(What the task requires) Identify every line in the records below that contains the word "objective", and reproduce each one.

(Supplied data)
━━━
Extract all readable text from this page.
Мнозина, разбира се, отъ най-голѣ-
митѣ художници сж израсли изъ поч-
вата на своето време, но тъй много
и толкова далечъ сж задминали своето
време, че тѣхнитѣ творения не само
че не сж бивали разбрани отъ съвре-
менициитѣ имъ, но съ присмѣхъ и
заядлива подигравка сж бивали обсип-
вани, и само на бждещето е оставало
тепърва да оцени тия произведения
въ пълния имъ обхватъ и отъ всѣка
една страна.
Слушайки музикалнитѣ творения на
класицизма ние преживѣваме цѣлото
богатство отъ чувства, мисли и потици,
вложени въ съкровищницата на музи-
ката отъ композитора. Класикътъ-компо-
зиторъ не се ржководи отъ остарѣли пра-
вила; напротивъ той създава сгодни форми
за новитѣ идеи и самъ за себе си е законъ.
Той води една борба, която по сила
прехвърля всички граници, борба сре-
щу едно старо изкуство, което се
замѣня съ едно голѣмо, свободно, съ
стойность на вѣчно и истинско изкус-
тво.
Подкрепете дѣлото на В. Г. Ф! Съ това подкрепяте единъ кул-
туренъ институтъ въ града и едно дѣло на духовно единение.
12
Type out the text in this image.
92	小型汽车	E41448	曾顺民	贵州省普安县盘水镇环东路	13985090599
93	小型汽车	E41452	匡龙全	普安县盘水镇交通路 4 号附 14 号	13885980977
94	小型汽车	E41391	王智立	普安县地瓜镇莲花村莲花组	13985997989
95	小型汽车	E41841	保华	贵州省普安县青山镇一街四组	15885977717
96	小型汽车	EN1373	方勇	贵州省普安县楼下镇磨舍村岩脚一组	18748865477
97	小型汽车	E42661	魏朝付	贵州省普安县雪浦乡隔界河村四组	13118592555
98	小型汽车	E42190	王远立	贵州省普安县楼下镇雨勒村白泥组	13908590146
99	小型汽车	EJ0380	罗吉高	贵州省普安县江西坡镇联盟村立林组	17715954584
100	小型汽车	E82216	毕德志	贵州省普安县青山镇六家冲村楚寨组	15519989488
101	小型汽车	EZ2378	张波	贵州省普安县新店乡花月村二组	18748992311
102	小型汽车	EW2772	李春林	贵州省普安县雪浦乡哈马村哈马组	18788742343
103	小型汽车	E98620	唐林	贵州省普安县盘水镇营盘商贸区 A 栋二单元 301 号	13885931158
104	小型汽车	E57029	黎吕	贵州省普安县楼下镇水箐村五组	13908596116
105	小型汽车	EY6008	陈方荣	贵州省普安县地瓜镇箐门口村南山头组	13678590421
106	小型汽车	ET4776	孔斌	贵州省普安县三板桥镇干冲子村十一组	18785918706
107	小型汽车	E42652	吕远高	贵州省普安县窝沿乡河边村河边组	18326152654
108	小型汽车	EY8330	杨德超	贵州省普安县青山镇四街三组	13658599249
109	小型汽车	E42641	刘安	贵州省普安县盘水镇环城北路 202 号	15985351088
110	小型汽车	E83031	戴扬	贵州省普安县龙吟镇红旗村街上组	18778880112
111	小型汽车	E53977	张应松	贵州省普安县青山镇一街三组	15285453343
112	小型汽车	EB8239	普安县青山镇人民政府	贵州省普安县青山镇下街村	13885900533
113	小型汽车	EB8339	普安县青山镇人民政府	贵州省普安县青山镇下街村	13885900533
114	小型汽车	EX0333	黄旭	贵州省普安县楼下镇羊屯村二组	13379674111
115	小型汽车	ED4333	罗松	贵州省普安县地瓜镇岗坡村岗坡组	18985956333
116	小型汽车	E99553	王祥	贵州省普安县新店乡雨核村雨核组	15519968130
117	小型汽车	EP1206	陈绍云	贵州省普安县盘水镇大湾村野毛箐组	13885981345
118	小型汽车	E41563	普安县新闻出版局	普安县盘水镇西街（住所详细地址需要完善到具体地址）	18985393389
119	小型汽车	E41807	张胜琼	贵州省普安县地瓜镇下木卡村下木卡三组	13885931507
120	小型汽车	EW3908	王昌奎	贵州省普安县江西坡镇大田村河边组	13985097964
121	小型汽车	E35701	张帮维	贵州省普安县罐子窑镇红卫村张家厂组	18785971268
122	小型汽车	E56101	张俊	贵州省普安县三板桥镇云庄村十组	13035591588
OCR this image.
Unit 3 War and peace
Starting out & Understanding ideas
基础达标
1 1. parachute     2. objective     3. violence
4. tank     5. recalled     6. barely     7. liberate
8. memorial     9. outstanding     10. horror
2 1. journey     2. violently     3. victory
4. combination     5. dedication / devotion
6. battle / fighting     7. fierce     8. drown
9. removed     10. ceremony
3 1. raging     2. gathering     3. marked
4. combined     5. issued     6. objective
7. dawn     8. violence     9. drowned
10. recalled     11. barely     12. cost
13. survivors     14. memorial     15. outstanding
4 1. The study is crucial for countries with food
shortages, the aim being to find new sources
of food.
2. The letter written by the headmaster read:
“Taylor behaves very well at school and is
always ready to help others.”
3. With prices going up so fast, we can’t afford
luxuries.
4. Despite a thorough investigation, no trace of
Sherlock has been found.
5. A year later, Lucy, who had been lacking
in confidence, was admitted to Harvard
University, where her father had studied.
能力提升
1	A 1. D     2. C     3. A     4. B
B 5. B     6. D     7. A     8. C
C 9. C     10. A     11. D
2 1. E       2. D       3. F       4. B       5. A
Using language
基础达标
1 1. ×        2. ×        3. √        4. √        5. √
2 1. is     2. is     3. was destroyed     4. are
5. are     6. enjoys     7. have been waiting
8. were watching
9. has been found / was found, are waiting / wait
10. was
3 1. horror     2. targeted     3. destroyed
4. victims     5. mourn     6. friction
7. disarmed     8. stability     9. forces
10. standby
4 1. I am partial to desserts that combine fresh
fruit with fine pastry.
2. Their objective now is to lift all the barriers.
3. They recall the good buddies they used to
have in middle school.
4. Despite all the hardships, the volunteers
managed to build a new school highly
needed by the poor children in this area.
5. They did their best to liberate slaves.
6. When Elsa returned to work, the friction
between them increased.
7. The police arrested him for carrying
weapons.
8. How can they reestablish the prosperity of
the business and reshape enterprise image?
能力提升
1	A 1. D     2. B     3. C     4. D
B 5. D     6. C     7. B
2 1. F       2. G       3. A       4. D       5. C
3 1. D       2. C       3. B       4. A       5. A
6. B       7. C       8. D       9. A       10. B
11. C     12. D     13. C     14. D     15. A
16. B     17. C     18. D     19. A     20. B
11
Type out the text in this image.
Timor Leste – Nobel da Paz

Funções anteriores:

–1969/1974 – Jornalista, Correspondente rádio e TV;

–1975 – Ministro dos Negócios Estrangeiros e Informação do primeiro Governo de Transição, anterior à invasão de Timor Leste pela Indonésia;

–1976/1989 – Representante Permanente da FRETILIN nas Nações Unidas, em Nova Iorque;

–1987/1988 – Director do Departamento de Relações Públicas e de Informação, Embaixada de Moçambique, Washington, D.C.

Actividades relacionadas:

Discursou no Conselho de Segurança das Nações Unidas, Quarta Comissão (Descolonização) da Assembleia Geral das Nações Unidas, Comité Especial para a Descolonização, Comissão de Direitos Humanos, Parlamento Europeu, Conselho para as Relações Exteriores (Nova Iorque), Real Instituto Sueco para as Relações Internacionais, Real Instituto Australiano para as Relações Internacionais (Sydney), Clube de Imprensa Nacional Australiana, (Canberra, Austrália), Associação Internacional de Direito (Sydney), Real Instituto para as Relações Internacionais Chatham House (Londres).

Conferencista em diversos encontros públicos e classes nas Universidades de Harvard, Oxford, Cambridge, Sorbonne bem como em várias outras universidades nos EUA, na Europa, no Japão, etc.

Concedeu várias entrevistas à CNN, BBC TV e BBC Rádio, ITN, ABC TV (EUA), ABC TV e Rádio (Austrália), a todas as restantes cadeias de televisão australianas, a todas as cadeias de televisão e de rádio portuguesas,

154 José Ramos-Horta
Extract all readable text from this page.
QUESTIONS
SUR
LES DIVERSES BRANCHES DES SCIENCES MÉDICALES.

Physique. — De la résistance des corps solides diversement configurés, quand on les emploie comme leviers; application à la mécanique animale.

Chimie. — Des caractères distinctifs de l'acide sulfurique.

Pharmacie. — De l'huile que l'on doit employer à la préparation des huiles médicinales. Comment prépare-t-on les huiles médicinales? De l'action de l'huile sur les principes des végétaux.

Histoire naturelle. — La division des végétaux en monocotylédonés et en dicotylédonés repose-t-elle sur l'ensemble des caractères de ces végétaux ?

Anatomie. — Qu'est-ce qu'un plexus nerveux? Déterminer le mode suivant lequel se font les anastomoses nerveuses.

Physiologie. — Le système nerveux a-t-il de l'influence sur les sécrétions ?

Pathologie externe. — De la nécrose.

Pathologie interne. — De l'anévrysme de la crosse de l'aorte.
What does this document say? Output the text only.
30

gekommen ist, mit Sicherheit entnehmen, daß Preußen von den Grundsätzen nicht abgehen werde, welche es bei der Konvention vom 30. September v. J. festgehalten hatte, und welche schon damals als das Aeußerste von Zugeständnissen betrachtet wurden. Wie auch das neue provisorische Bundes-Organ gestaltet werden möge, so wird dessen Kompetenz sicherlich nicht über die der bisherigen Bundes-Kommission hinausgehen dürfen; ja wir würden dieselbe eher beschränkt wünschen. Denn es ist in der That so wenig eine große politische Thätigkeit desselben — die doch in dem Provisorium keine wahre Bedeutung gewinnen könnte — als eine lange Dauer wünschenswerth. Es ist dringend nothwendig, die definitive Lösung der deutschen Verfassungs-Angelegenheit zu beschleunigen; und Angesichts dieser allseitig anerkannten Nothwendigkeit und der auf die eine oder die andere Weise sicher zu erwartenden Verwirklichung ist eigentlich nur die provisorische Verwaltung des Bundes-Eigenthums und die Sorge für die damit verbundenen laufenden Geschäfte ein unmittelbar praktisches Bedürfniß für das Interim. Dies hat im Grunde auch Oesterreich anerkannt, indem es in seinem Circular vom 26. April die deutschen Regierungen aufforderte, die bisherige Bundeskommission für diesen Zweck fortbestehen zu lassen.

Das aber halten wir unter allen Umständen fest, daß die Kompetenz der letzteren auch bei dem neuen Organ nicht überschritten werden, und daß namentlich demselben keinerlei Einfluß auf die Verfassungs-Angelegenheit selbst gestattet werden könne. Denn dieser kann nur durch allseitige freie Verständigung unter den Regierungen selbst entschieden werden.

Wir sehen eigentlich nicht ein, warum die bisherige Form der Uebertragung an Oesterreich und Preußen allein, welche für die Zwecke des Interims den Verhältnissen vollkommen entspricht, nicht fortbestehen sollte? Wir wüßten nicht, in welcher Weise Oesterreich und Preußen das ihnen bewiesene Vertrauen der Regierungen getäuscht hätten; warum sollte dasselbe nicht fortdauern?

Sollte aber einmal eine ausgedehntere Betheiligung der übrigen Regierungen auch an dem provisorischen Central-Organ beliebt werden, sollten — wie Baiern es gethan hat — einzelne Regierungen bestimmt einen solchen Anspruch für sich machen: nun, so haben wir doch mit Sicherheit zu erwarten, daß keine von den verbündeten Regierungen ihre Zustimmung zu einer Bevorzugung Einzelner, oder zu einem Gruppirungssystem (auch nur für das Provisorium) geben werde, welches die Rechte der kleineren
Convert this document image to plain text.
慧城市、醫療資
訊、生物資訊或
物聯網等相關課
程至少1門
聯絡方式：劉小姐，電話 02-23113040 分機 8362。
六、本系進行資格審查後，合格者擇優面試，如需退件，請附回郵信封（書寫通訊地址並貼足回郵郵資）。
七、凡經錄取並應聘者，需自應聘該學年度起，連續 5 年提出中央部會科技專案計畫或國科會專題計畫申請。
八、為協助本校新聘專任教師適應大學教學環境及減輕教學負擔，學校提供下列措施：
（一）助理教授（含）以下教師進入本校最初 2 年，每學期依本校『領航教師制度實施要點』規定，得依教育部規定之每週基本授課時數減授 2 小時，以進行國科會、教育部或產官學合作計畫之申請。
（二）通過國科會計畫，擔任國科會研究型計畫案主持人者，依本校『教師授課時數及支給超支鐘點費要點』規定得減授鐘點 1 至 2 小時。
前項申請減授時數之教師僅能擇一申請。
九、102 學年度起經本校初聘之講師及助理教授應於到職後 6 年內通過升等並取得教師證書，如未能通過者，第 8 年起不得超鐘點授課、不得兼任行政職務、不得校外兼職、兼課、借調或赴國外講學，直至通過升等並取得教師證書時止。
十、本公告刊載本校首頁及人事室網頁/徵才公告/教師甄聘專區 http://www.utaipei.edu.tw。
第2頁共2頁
━━━
(Task solution)
1 1. parachute     2. objective     3. violence
4. combined     5. issued     6. objective
2. Their objective now is to lift all the barriers.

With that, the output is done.